What you are asked to do:
Would you copy out the whole listing exactly as given?

Record extracts:
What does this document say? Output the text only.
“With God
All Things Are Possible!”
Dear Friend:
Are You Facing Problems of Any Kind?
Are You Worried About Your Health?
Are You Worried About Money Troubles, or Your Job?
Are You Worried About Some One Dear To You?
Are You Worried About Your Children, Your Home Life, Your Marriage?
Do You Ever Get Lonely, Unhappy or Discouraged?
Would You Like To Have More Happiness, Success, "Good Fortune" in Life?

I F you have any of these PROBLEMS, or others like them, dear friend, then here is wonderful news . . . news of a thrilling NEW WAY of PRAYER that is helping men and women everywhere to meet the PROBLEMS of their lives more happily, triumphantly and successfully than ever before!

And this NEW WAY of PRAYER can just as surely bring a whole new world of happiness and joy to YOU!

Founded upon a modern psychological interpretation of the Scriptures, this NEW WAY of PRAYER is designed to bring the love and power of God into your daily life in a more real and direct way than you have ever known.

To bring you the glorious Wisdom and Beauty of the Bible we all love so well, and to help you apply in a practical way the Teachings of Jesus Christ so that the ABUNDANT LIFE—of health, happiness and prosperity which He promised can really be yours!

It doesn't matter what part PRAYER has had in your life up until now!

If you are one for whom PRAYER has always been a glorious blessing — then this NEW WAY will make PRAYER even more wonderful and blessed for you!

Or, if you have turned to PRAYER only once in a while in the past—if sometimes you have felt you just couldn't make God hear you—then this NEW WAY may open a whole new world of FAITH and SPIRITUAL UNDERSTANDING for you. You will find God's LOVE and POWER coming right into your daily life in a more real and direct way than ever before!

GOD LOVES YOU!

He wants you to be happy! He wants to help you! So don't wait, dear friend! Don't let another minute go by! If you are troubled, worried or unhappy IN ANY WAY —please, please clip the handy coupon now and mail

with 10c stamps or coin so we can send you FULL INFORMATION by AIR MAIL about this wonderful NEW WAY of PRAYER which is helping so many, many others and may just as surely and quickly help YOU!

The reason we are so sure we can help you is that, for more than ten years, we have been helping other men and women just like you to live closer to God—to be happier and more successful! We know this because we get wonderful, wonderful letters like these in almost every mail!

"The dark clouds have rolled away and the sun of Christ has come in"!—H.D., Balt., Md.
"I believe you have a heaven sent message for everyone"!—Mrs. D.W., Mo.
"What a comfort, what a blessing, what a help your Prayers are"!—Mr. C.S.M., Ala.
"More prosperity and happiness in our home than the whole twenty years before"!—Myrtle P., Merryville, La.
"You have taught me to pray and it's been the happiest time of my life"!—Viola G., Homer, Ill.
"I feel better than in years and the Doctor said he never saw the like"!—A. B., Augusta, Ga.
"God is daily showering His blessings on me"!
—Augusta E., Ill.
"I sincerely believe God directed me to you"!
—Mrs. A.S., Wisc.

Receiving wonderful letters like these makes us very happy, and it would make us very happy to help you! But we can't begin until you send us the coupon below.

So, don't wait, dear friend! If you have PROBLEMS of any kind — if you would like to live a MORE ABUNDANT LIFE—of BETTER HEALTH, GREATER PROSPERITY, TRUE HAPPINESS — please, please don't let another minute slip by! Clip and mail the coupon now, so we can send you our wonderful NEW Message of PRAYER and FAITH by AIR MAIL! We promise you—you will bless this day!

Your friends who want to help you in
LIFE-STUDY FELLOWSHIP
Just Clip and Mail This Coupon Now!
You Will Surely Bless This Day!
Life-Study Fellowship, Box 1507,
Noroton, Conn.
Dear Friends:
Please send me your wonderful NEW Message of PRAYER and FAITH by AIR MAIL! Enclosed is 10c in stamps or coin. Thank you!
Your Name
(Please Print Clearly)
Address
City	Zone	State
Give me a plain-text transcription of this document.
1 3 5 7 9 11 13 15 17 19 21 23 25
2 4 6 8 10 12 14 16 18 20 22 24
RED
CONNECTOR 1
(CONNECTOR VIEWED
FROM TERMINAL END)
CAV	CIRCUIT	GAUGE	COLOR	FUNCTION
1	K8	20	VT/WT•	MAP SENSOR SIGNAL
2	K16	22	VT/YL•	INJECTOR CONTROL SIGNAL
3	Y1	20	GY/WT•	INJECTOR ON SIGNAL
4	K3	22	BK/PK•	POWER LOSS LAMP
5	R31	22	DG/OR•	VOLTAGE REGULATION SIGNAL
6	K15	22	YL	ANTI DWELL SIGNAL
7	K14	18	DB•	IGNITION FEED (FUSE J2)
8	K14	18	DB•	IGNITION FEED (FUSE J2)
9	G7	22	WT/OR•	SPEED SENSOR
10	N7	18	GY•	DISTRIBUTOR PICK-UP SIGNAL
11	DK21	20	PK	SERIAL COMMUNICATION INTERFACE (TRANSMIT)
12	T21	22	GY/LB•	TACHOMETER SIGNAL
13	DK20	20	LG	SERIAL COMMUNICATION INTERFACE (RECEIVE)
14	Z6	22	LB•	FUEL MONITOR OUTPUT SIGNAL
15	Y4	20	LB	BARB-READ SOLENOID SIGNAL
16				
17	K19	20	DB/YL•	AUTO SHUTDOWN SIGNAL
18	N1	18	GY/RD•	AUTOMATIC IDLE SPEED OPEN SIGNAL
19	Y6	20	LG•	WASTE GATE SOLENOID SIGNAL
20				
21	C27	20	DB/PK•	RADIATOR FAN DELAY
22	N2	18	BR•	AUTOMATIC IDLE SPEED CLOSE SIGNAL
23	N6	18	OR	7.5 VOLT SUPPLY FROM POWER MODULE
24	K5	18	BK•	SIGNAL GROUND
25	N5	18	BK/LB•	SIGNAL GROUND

Full output:
What does this document say? Output the text only.
“With God
All Things Are Possible!”
Dear Friend:
Are You Facing Problems of Any Kind?
Are You Worried About Your Health?
Are You Worried About Money Troubles, or Your Job?
Are You Worried About Some One Dear To You?
Are You Worried About Your Children, Your Home Life, Your Marriage?
Do You Ever Get Lonely, Unhappy or Discouraged?
Would You Like To Have More Happiness, Success, "Good Fortune" in Life?

I F you have any of these PROBLEMS, or others like them, dear friend, then here is wonderful news . . . news of a thrilling NEW WAY of PRAYER that is helping men and women everywhere to meet the PROBLEMS of their lives more happily, triumphantly and successfully than ever before!

And this NEW WAY of PRAYER can just as surely bring a whole new world of happiness and joy to YOU!

Founded upon a modern psychological interpretation of the Scriptures, this NEW WAY of PRAYER is designed to bring the love and power of God into your daily life in a more real and direct way than you have ever known.

To bring you the glorious Wisdom and Beauty of the Bible we all love so well, and to help you apply in a practical way the Teachings of Jesus Christ so that the ABUNDANT LIFE—of health, happiness and prosperity which He promised can really be yours!

It doesn't matter what part PRAYER has had in your life up until now!

If you are one for whom PRAYER has always been a glorious blessing — then this NEW WAY will make PRAYER even more wonderful and blessed for you!

Or, if you have turned to PRAYER only once in a while in the past—if sometimes you have felt you just couldn't make God hear you—then this NEW WAY may open a whole new world of FAITH and SPIRITUAL UNDERSTANDING for you. You will find God's LOVE and POWER coming right into your daily life in a more real and direct way than ever before!

GOD LOVES YOU!

He wants you to be happy! He wants to help you! So don't wait, dear friend! Don't let another minute go by! If you are troubled, worried or unhappy IN ANY WAY —please, please clip the handy coupon now and mail

with 10c stamps or coin so we can send you FULL INFORMATION by AIR MAIL about this wonderful NEW WAY of PRAYER which is helping so many, many others and may just as surely and quickly help YOU!

The reason we are so sure we can help you is that, for more than ten years, we have been helping other men and women just like you to live closer to God—to be happier and more successful! We know this because we get wonderful, wonderful letters like these in almost every mail!

"The dark clouds have rolled away and the sun of Christ has come in"!—H.D., Balt., Md.
"I believe you have a heaven sent message for everyone"!—Mrs. D.W., Mo.
"What a comfort, what a blessing, what a help your Prayers are"!—Mr. C.S.M., Ala.
"More prosperity and happiness in our home than the whole twenty years before"!—Myrtle P., Merryville, La.
"You have taught me to pray and it's been the happiest time of my life"!—Viola G., Homer, Ill.
"I feel better than in years and the Doctor said he never saw the like"!—A. B., Augusta, Ga.
"God is daily showering His blessings on me"!
—Augusta E., Ill.
"I sincerely believe God directed me to you"!
—Mrs. A.S., Wisc.

Receiving wonderful letters like these makes us very happy, and it would make us very happy to help you! But we can't begin until you send us the coupon below.

So, don't wait, dear friend! If you have PROBLEMS of any kind — if you would like to live a MORE ABUNDANT LIFE—of BETTER HEALTH, GREATER PROSPERITY, TRUE HAPPINESS — please, please don't let another minute slip by! Clip and mail the coupon now, so we can send you our wonderful NEW Message of PRAYER and FAITH by AIR MAIL! We promise you—you will bless this day!

Your friends who want to help you in
LIFE-STUDY FELLOWSHIP
Just Clip and Mail This Coupon Now!
You Will Surely Bless This Day!
Life-Study Fellowship, Box 1507,
Noroton, Conn.
Dear Friends:
Please send me your wonderful NEW Message of PRAYER and FAITH by AIR MAIL! Enclosed is 10c in stamps or coin. Thank you!
Your Name
(Please Print Clearly)
Address
City	Zone	State
Give me a plain-text transcription of this document.
1 3 5 7 9 11 13 15 17 19 21 23 25
2 4 6 8 10 12 14 16 18 20 22 24
RED
CONNECTOR 1
(CONNECTOR VIEWED
FROM TERMINAL END)
CAV	CIRCUIT	GAUGE	COLOR	FUNCTION
1	K8	20	VT/WT•	MAP SENSOR SIGNAL
2	K16	22	VT/YL•	INJECTOR CONTROL SIGNAL
3	Y1	20	GY/WT•	INJECTOR ON SIGNAL
4	K3	22	BK/PK•	POWER LOSS LAMP
5	R31	22	DG/OR•	VOLTAGE REGULATION SIGNAL
6	K15	22	YL	ANTI DWELL SIGNAL
7	K14	18	DB•	IGNITION FEED (FUSE J2)
8	K14	18	DB•	IGNITION FEED (FUSE J2)
9	G7	22	WT/OR•	SPEED SENSOR
10	N7	18	GY•	DISTRIBUTOR PICK-UP SIGNAL
11	DK21	20	PK	SERIAL COMMUNICATION INTERFACE (TRANSMIT)
12	T21	22	GY/LB•	TACHOMETER SIGNAL
13	DK20	20	LG	SERIAL COMMUNICATION INTERFACE (RECEIVE)
14	Z6	22	LB•	FUEL MONITOR OUTPUT SIGNAL
15	Y4	20	LB	BARB-READ SOLENOID SIGNAL
16				
17	K19	20	DB/YL•	AUTO SHUTDOWN SIGNAL
18	N1	18	GY/RD•	AUTOMATIC IDLE SPEED OPEN SIGNAL
19	Y6	20	LG•	WASTE GATE SOLENOID SIGNAL
20				
21	C27	20	DB/PK•	RADIATOR FAN DELAY
22	N2	18	BR•	AUTOMATIC IDLE SPEED CLOSE SIGNAL
23	N6	18	OR	7.5 VOLT SUPPLY FROM POWER MODULE
24	K5	18	BK•	SIGNAL GROUND
25	N5	18	BK/LB•	SIGNAL GROUND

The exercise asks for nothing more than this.